- **WHAT TO DO**: Copy each line in the data that includes the word "Measles".

Start of DATA LINES

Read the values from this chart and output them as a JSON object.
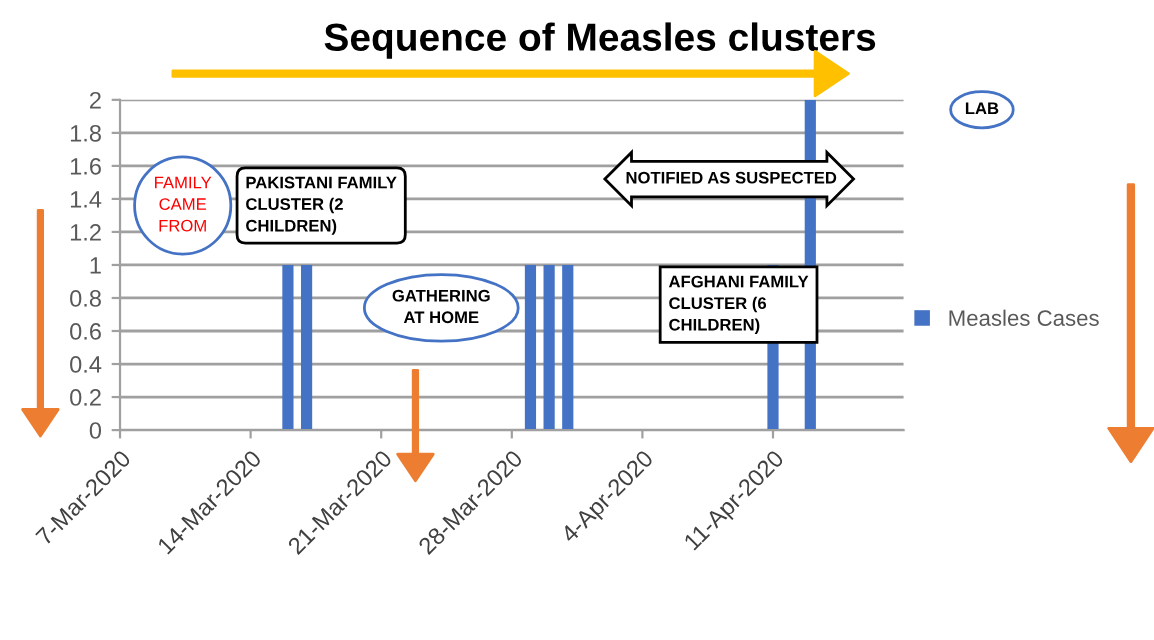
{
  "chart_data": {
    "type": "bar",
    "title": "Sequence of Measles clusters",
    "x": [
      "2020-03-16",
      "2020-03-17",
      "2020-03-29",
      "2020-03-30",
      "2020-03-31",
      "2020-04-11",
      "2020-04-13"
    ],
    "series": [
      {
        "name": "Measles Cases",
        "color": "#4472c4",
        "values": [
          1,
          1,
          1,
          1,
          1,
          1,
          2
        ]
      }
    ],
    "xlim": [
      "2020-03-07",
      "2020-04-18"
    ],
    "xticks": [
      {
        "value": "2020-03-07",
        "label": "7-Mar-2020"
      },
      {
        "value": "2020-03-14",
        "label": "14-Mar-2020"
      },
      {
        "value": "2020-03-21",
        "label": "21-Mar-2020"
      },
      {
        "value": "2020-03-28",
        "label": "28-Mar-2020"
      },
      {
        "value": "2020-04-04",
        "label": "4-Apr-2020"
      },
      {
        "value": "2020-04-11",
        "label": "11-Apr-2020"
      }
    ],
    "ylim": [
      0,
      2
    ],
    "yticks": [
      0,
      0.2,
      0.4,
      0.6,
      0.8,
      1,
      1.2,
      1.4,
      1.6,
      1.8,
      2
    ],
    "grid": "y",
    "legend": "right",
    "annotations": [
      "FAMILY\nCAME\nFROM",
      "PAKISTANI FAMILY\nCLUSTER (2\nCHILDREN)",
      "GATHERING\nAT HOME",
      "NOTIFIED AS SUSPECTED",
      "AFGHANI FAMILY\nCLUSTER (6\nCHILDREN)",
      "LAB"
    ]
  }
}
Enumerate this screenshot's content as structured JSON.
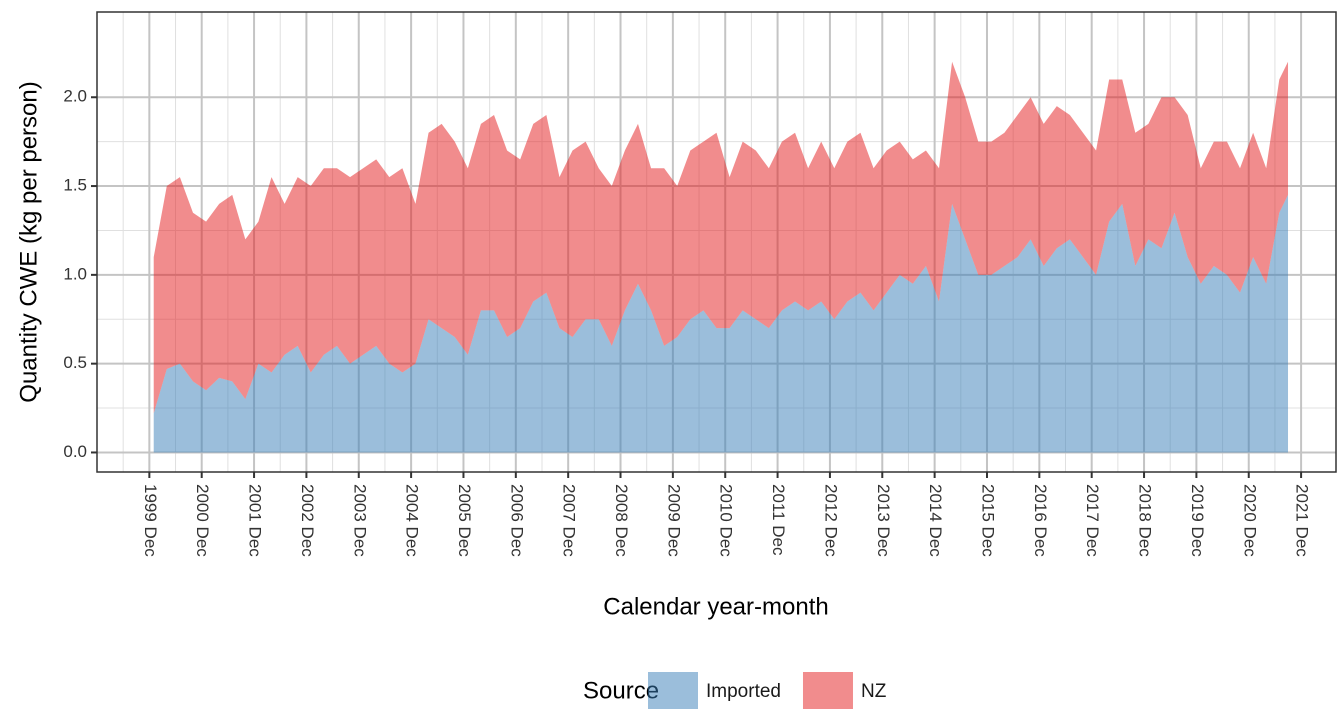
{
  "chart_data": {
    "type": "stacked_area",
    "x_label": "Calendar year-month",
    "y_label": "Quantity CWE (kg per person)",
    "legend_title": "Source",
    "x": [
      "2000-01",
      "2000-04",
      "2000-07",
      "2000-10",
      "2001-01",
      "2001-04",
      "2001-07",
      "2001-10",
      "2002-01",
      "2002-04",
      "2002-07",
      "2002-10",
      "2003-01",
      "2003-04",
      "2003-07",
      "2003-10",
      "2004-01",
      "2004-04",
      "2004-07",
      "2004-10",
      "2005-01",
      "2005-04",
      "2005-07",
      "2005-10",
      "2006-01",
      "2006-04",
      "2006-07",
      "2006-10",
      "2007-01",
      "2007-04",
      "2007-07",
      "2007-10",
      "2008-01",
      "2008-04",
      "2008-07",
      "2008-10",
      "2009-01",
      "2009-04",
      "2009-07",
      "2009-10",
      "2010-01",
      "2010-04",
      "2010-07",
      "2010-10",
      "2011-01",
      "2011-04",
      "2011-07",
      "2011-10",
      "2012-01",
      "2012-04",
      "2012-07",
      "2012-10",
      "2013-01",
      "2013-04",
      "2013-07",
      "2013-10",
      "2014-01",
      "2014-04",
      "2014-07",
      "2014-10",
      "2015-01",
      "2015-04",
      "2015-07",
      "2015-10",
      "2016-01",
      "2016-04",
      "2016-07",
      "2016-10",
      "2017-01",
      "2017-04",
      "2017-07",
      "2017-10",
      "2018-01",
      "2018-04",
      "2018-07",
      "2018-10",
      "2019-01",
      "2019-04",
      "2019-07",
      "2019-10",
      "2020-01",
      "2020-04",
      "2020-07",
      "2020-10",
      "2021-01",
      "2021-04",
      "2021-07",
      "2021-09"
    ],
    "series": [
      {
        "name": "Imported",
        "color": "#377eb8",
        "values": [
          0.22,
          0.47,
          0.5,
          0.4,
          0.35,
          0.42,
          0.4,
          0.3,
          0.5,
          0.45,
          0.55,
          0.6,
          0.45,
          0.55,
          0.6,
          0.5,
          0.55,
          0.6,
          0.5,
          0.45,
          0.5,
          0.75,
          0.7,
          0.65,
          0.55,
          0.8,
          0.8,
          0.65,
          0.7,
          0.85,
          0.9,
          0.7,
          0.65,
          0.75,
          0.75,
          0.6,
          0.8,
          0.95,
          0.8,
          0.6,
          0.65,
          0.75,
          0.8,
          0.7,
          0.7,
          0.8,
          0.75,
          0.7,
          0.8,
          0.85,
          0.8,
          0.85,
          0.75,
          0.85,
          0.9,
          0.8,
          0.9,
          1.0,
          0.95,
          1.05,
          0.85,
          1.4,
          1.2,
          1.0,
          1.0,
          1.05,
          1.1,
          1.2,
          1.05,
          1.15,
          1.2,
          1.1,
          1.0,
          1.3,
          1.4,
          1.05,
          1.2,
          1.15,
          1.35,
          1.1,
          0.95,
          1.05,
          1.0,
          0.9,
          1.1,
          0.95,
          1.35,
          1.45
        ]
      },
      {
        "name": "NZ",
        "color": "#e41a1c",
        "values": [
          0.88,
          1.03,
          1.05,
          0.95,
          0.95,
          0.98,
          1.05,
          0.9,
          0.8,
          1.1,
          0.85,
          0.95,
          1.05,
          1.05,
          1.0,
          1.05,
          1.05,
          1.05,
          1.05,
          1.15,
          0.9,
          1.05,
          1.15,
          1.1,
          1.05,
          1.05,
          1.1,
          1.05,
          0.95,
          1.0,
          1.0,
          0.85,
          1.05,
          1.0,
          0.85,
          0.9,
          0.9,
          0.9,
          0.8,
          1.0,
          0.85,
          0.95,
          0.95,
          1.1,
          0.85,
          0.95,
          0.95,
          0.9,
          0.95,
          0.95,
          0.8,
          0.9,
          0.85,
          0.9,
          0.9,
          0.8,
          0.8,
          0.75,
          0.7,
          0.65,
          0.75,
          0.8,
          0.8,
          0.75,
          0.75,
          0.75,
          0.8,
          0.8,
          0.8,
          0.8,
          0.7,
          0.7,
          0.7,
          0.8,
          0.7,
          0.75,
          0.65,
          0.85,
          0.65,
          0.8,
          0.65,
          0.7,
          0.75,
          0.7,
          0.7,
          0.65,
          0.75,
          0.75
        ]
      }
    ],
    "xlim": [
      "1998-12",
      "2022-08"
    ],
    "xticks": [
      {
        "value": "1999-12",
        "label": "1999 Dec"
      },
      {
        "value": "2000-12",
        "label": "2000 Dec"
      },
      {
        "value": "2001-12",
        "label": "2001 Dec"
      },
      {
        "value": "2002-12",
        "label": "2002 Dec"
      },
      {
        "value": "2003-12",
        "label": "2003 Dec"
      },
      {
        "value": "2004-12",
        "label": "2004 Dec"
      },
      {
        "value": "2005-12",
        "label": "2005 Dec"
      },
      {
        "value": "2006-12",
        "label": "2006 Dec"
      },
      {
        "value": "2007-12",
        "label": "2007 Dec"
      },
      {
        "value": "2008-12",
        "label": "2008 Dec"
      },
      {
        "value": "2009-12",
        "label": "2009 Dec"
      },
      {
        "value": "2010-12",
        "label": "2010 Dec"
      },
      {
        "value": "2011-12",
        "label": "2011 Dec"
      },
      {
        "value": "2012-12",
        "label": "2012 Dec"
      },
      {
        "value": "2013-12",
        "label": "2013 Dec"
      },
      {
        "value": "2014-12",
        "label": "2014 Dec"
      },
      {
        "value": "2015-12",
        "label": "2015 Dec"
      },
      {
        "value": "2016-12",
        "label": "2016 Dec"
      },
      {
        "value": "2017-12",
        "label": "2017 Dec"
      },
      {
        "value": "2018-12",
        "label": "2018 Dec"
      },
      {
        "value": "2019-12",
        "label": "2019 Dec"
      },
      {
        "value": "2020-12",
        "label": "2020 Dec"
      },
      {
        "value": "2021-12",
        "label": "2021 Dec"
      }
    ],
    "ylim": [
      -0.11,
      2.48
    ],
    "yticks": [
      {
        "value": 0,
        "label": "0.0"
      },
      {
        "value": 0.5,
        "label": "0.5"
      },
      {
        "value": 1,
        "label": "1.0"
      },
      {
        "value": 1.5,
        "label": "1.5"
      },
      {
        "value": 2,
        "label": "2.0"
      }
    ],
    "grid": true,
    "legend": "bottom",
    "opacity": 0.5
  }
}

End of DATA LINES
Start of DATA LINES

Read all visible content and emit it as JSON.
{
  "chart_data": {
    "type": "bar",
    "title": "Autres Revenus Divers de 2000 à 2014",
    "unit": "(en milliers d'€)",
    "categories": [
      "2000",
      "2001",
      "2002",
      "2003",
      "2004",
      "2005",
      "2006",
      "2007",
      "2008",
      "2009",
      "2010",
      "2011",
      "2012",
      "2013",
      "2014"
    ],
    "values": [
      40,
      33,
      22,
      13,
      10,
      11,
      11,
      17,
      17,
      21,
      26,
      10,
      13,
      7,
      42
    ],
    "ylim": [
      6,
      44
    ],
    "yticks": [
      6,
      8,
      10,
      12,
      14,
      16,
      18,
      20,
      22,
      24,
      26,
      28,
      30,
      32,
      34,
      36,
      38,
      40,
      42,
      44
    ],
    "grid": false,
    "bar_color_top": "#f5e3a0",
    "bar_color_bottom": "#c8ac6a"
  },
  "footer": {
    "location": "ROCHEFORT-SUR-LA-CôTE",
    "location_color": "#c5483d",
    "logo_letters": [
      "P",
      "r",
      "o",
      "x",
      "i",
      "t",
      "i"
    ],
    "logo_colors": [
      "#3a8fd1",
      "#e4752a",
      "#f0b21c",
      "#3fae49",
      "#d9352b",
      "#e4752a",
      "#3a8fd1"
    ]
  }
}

End of DATA LINES
Start of DATA LINES

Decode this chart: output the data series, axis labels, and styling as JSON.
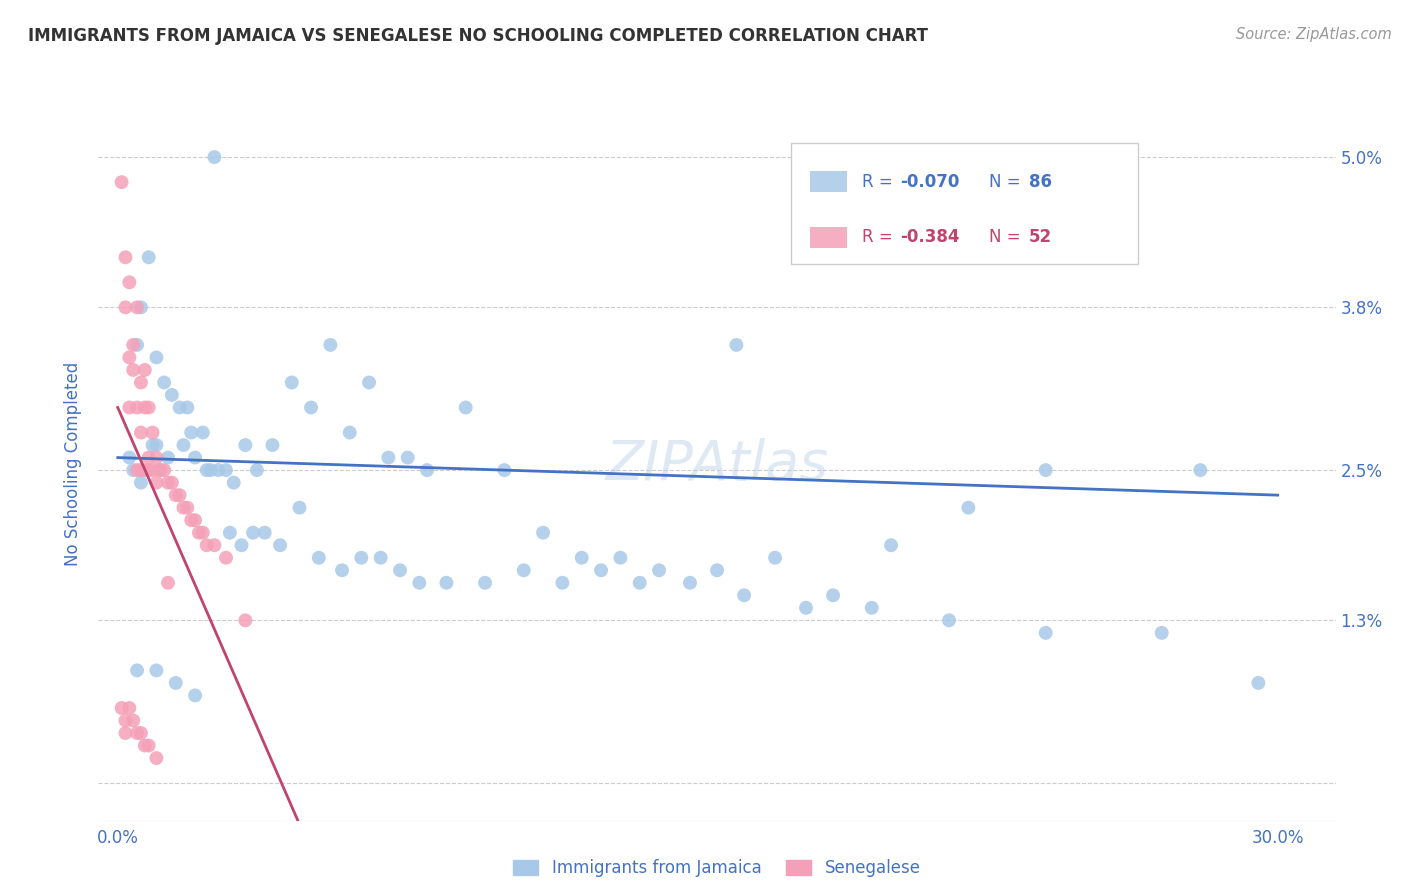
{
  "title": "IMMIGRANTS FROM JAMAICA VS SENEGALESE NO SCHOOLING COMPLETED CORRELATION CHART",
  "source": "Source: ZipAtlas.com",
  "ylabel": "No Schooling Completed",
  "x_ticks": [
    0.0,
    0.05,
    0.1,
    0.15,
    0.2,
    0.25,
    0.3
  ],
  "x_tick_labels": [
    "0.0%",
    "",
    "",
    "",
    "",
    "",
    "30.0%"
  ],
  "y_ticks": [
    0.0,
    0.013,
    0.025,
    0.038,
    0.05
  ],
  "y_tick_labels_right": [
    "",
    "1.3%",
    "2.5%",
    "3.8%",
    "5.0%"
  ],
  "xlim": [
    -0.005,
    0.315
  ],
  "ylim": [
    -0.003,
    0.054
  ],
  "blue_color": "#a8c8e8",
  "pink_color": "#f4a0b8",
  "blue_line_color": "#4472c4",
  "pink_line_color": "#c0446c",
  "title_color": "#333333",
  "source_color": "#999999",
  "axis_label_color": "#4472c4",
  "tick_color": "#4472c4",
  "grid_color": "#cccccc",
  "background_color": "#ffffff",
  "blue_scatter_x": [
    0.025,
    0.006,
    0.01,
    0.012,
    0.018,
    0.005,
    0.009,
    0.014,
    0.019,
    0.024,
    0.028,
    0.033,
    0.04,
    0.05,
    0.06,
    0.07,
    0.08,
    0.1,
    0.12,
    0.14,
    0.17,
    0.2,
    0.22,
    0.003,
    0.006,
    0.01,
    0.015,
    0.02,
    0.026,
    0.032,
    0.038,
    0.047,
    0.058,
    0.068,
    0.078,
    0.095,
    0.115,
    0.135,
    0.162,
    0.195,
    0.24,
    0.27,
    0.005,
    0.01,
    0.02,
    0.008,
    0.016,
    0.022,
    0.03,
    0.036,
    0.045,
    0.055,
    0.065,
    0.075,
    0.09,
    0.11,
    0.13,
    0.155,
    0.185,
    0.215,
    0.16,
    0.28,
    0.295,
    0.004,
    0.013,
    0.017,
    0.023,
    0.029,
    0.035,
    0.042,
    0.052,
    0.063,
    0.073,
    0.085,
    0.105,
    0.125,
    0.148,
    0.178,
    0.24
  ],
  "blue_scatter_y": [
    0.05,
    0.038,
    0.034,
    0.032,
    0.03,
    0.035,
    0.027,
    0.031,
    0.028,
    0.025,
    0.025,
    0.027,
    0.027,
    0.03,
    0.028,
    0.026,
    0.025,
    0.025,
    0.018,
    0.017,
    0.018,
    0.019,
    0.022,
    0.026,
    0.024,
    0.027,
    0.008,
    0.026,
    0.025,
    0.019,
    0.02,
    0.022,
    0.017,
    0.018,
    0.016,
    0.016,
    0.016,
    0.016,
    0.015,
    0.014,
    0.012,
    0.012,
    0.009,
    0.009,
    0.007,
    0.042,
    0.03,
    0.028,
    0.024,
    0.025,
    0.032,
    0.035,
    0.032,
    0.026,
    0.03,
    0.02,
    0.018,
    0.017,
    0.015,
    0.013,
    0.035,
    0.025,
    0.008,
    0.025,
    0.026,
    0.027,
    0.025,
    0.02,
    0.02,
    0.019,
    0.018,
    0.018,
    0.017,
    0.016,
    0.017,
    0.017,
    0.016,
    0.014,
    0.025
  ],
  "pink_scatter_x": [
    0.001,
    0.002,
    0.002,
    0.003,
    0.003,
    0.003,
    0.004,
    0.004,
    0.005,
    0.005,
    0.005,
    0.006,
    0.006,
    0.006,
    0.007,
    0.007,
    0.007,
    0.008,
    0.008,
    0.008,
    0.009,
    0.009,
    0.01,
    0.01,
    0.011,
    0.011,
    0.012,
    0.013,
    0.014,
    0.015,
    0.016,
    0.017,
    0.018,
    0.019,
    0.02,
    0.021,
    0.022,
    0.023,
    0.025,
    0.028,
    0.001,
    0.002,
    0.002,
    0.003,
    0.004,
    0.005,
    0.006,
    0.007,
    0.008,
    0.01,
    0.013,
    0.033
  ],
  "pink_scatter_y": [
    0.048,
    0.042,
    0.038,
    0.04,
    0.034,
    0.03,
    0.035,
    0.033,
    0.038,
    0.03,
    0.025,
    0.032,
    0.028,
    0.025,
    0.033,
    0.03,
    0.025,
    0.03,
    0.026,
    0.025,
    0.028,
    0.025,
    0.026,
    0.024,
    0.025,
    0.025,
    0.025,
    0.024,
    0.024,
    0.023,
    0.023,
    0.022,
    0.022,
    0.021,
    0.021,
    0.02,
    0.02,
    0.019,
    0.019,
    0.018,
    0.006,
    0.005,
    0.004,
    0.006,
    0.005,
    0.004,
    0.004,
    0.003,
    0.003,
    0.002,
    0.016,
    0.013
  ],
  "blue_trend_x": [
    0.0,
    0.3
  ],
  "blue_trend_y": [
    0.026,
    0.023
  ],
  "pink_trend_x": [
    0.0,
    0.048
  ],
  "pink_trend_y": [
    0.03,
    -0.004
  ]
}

End of DATA LINES

- **RESULT**:
    "title": "Sequence of Measles clusters",
        "name": "Measles Cases",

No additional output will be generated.